**EXERCISE REQUIREMENTS**
Reproduce all of the material below with every occurrence of "screenshot" swapped for "image", leaving everything else unchanged. Omit the pictures from your reproduction.

=-=-=-=-=

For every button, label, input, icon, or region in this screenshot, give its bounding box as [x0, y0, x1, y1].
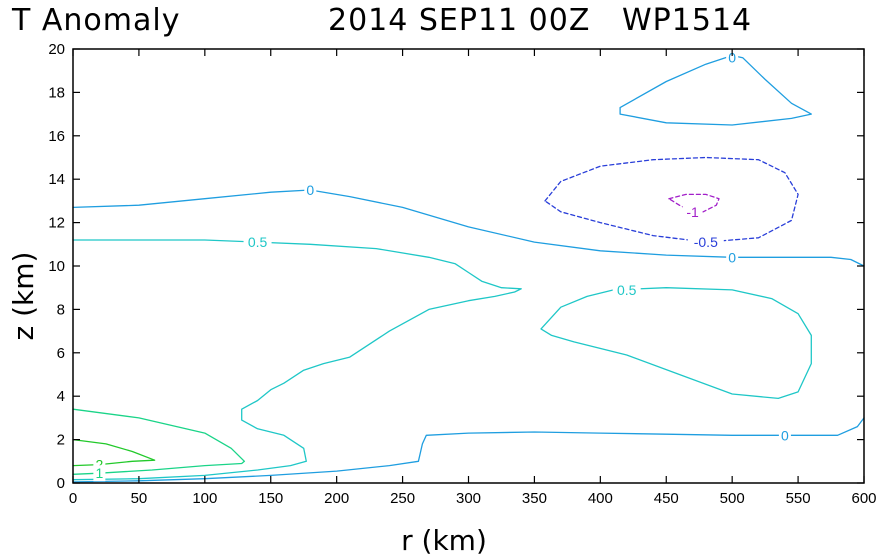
contour-label-bg: [778, 427, 791, 444]
y-tick-label: 12: [48, 215, 65, 232]
contour-line--0.5: [544, 156, 799, 243]
contour-label-bg: [243, 234, 272, 251]
y-tick-label: 14: [48, 171, 65, 188]
contour-label-bg: [726, 249, 739, 266]
x-tick-label: 550: [786, 490, 811, 507]
contour-label-layer: 0 0 0 0 0.5 0.5 -0.5 -1 21: [93, 49, 791, 482]
contour-label: 1: [95, 465, 103, 481]
contour-line-0.5: [540, 287, 812, 400]
x-tick-label: 250: [390, 490, 415, 507]
contour-label: 0.5: [617, 282, 637, 298]
x-tick-label: 350: [522, 490, 547, 507]
y-tick-label: 4: [57, 388, 65, 405]
x-tick-label: 100: [192, 490, 217, 507]
contour-label: -0.5: [694, 234, 718, 250]
contour-label: -1: [686, 204, 699, 220]
x-axis: 0 50 100 150 200 250 300 350 400 450 500 550 600: [69, 49, 877, 507]
y-tick-label: 10: [48, 258, 65, 275]
contour-layer: [72, 54, 865, 483]
contour-label: 0: [781, 427, 789, 443]
contour-label: 0: [306, 182, 314, 198]
contour-label-bg: [93, 465, 106, 482]
y-tick-label: 8: [57, 301, 65, 318]
y-tick-label: 0: [57, 475, 65, 492]
x-tick-label: 400: [588, 490, 613, 507]
title-right: 2014 SEP11 00Z WP1514: [328, 3, 752, 38]
contour-label: 2: [95, 457, 103, 473]
y-tick-label: 18: [48, 84, 65, 101]
y-axis-label: z (km): [7, 252, 40, 341]
y-tick-label: 16: [48, 128, 65, 145]
x-tick-label: 0: [69, 490, 77, 507]
x-tick-label: 50: [131, 490, 148, 507]
contour-label-bg: [687, 234, 724, 251]
x-tick-label: 200: [324, 490, 349, 507]
y-tick-label: 6: [57, 345, 65, 362]
contour-label: 0: [728, 50, 736, 66]
title-left: T Anomaly: [11, 3, 180, 38]
contour-line-0: [72, 189, 865, 267]
contour-line-0: [72, 417, 865, 483]
contour-label-bg: [612, 281, 641, 298]
contour-label-bg: [682, 203, 703, 220]
contour-label-bg: [304, 182, 317, 199]
contour-label: 0: [728, 249, 736, 265]
x-tick-label: 450: [654, 490, 679, 507]
y-tick-label: 20: [48, 41, 65, 58]
x-tick-label: 300: [456, 490, 481, 507]
contour-line-0.5: [72, 239, 522, 481]
contour-label-bg: [726, 49, 739, 66]
y-tick-label: 2: [57, 432, 65, 449]
x-tick-label: 150: [258, 490, 283, 507]
contour-line-1: [72, 408, 246, 475]
contour-line-0: [619, 54, 812, 126]
x-tick-label: 600: [851, 490, 876, 507]
x-axis-label: r (km): [401, 524, 487, 557]
contour-label: 0.5: [248, 234, 268, 250]
x-tick-label: 500: [720, 490, 745, 507]
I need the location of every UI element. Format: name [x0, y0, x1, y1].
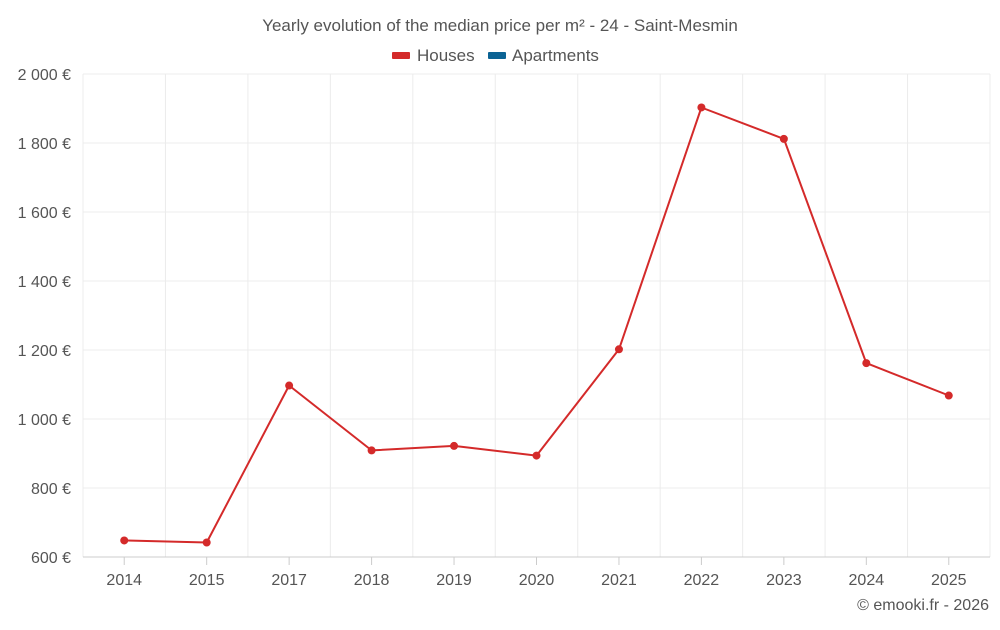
legend-label-apartments: Apartments	[512, 46, 599, 65]
data-point-houses-2021[interactable]	[614, 345, 623, 354]
legend-label-houses: Houses	[417, 46, 475, 65]
x-tick-label: 2014	[106, 572, 142, 589]
series-layer	[120, 103, 953, 547]
legend-item-apartments[interactable]: Apartments	[488, 46, 599, 65]
y-tick-label: 1 600 €	[18, 205, 71, 222]
y-tick-label: 1 400 €	[18, 274, 71, 291]
data-point-houses-2023[interactable]	[779, 134, 788, 143]
legend-item-houses[interactable]: Houses	[392, 46, 475, 65]
y-tick-label: 800 €	[31, 481, 71, 498]
x-tick-label: 2015	[189, 572, 225, 589]
x-axis: 2014 2015 2017 2018 2019 2020 2021 2022 2023 2024…	[83, 556, 990, 589]
y-axis: 600 € 800 € 1 000 € 1 200 € 1 400 € 1 600 € 1 …	[18, 67, 71, 567]
data-point-houses-2020[interactable]	[532, 451, 541, 460]
x-tick-label: 2017	[271, 572, 307, 589]
data-point-houses-2019[interactable]	[450, 441, 459, 450]
y-tick-label: 1 200 €	[18, 343, 71, 360]
y-tick-label: 1 000 €	[18, 412, 71, 429]
data-point-houses-2024[interactable]	[862, 359, 871, 368]
x-tick-label: 2025	[931, 572, 967, 589]
x-tick-label: 2023	[766, 572, 802, 589]
x-tick-label: 2018	[354, 572, 390, 589]
y-tick-label: 600 €	[31, 550, 71, 567]
chart-title: Yearly evolution of the median price per…	[262, 16, 738, 35]
credit-text: © emooki.fr - 2026	[857, 597, 989, 614]
data-point-houses-2018[interactable]	[367, 446, 376, 455]
y-tick-label: 2 000 €	[18, 67, 71, 84]
chart-legend: Houses Apartments	[392, 46, 599, 65]
data-point-houses-2014[interactable]	[120, 536, 129, 545]
data-point-houses-2022[interactable]	[697, 103, 706, 112]
x-tick-label: 2019	[436, 572, 472, 589]
legend-swatch-houses	[392, 52, 410, 59]
x-tick-label: 2024	[849, 572, 885, 589]
x-tick-label: 2021	[601, 572, 637, 589]
x-tick-label: 2020	[519, 572, 555, 589]
x-tick-label: 2022	[684, 572, 720, 589]
grid-lines	[82, 73, 991, 557]
data-point-houses-2015[interactable]	[202, 538, 211, 547]
legend-swatch-apartments	[488, 52, 506, 59]
data-point-houses-2025[interactable]	[944, 391, 953, 400]
data-point-houses-2017[interactable]	[285, 381, 294, 390]
y-tick-label: 1 800 €	[18, 136, 71, 153]
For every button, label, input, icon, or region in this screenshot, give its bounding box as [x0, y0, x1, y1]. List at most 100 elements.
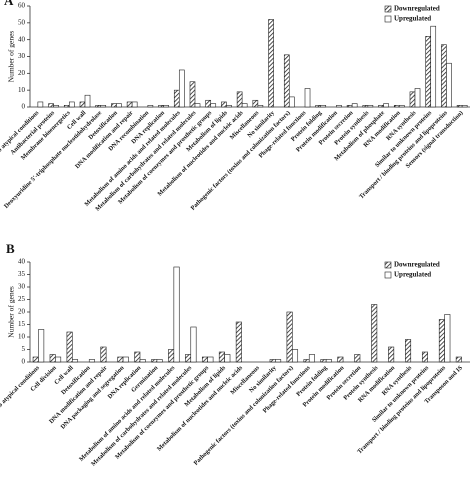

=-=-=-=-=

**SOLUTION TO THIS TASK**
For every button, label, input, icon, or region in this image, give its bounding box as [x0, y0, x1, y1].
contour-label-bg: [778, 427, 791, 444]
y-tick-label: 12: [48, 215, 65, 232]
contour-line--0.5: [544, 156, 799, 243]
contour-label-bg: [243, 234, 272, 251]
y-tick-label: 14: [48, 171, 65, 188]
contour-label-bg: [726, 249, 739, 266]
x-tick-label: 550: [786, 490, 811, 507]
contour-label-layer: 0 0 0 0 0.5 0.5 -0.5 -1 21: [93, 49, 791, 482]
contour-label: 1: [95, 465, 103, 481]
contour-line-0.5: [540, 287, 812, 400]
x-tick-label: 250: [390, 490, 415, 507]
contour-label: 0.5: [617, 282, 637, 298]
x-tick-label: 350: [522, 490, 547, 507]
y-tick-label: 4: [57, 388, 65, 405]
x-tick-label: 100: [192, 490, 217, 507]
contour-label: -0.5: [694, 234, 718, 250]
contour-label: -1: [686, 204, 699, 220]
x-axis: 0 50 100 150 200 250 300 350 400 450 500 550 600: [69, 49, 877, 507]
y-tick-label: 10: [48, 258, 65, 275]
contour-layer: [72, 54, 865, 483]
contour-label: 0: [781, 427, 789, 443]
contour-label: 0: [306, 182, 314, 198]
contour-label-bg: [93, 465, 106, 482]
y-tick-label: 8: [57, 301, 65, 318]
y-tick-label: 0: [57, 475, 65, 492]
x-tick-label: 400: [588, 490, 613, 507]
title-right: 2014 SEP11 00Z WP1514: [328, 3, 752, 38]
contour-label: 2: [95, 457, 103, 473]
y-tick-label: 18: [48, 84, 65, 101]
y-axis-label: z (km): [7, 252, 40, 341]
y-tick-label: 16: [48, 128, 65, 145]
x-tick-label: 0: [69, 490, 77, 507]
x-tick-label: 50: [131, 490, 148, 507]
contour-label-bg: [687, 234, 724, 251]
x-tick-label: 200: [324, 490, 349, 507]
y-tick-label: 6: [57, 345, 65, 362]
contour-label: 0: [728, 50, 736, 66]
title-left: T Anomaly: [11, 3, 180, 38]
contour-line-0: [72, 189, 865, 267]
contour-line-0: [72, 417, 865, 483]
contour-label-bg: [612, 281, 641, 298]
contour-label-bg: [682, 203, 703, 220]
contour-label-bg: [304, 182, 317, 199]
contour-label: 0: [728, 249, 736, 265]
x-tick-label: 450: [654, 490, 679, 507]
y-tick-label: 20: [48, 41, 65, 58]
x-tick-label: 300: [456, 490, 481, 507]
contour-line-0.5: [72, 239, 522, 481]
contour-label-bg: [726, 49, 739, 66]
y-tick-label: 2: [57, 432, 65, 449]
x-tick-label: 150: [258, 490, 283, 507]
contour-line-1: [72, 408, 246, 475]
contour-line-0: [619, 54, 812, 126]
x-tick-label: 600: [851, 490, 876, 507]
x-axis-label: r (km): [401, 524, 487, 557]
contour-label: 0.5: [248, 234, 268, 250]
x-tick-label: 500: [720, 490, 745, 507]
I need the location of every UI element. Format: name [x0, y0, x1, y1].
legend-label-apartments: Apartments	[512, 46, 599, 65]
data-point-houses-2021[interactable]	[614, 345, 623, 354]
legend-label-houses: Houses	[417, 46, 475, 65]
x-tick-label: 2014	[106, 572, 142, 589]
series-layer	[120, 103, 953, 547]
legend-item-apartments[interactable]: Apartments	[488, 46, 599, 65]
y-tick-label: 1 600 €	[18, 205, 71, 222]
y-tick-label: 1 400 €	[18, 274, 71, 291]
data-point-houses-2023[interactable]	[779, 134, 788, 143]
legend-item-houses[interactable]: Houses	[392, 46, 475, 65]
y-tick-label: 800 €	[31, 481, 71, 498]
x-tick-label: 2015	[189, 572, 225, 589]
x-axis: 2014 2015 2017 2018 2019 2020 2021 2022 2023 2024…	[83, 556, 990, 589]
y-axis: 600 € 800 € 1 000 € 1 200 € 1 400 € 1 600 € 1 …	[18, 67, 71, 567]
data-point-houses-2020[interactable]	[532, 451, 541, 460]
x-tick-label: 2017	[271, 572, 307, 589]
data-point-houses-2019[interactable]	[450, 441, 459, 450]
y-tick-label: 1 200 €	[18, 343, 71, 360]
y-tick-label: 1 000 €	[18, 412, 71, 429]
data-point-houses-2024[interactable]	[862, 359, 871, 368]
x-tick-label: 2025	[931, 572, 967, 589]
x-tick-label: 2023	[766, 572, 802, 589]
x-tick-label: 2018	[354, 572, 390, 589]
y-tick-label: 600 €	[31, 550, 71, 567]
chart-title: Yearly evolution of the median price per…	[262, 16, 738, 35]
credit-text: © emooki.fr - 2026	[857, 597, 989, 614]
data-point-houses-2018[interactable]	[367, 446, 376, 455]
y-tick-label: 2 000 €	[18, 67, 71, 84]
chart-legend: Houses Apartments	[392, 46, 599, 65]
data-point-houses-2014[interactable]	[120, 536, 129, 545]
data-point-houses-2022[interactable]	[697, 103, 706, 112]
x-tick-label: 2019	[436, 572, 472, 589]
legend-swatch-houses	[392, 52, 410, 59]
x-tick-label: 2024	[849, 572, 885, 589]
x-tick-label: 2021	[601, 572, 637, 589]
x-tick-label: 2020	[519, 572, 555, 589]
x-tick-label: 2022	[684, 572, 720, 589]
grid-lines	[82, 73, 991, 557]
data-point-houses-2015[interactable]	[202, 538, 211, 547]
legend-swatch-apartments	[488, 52, 506, 59]
data-point-houses-2025[interactable]	[944, 391, 953, 400]
data-point-houses-2017[interactable]	[285, 381, 294, 390]
y-tick-label: 1 800 €	[18, 136, 71, 153]
For every button, label, input, icon, or region in this image, give its bounding box as [x0, y0, x1, y1]. List at most 100 elements.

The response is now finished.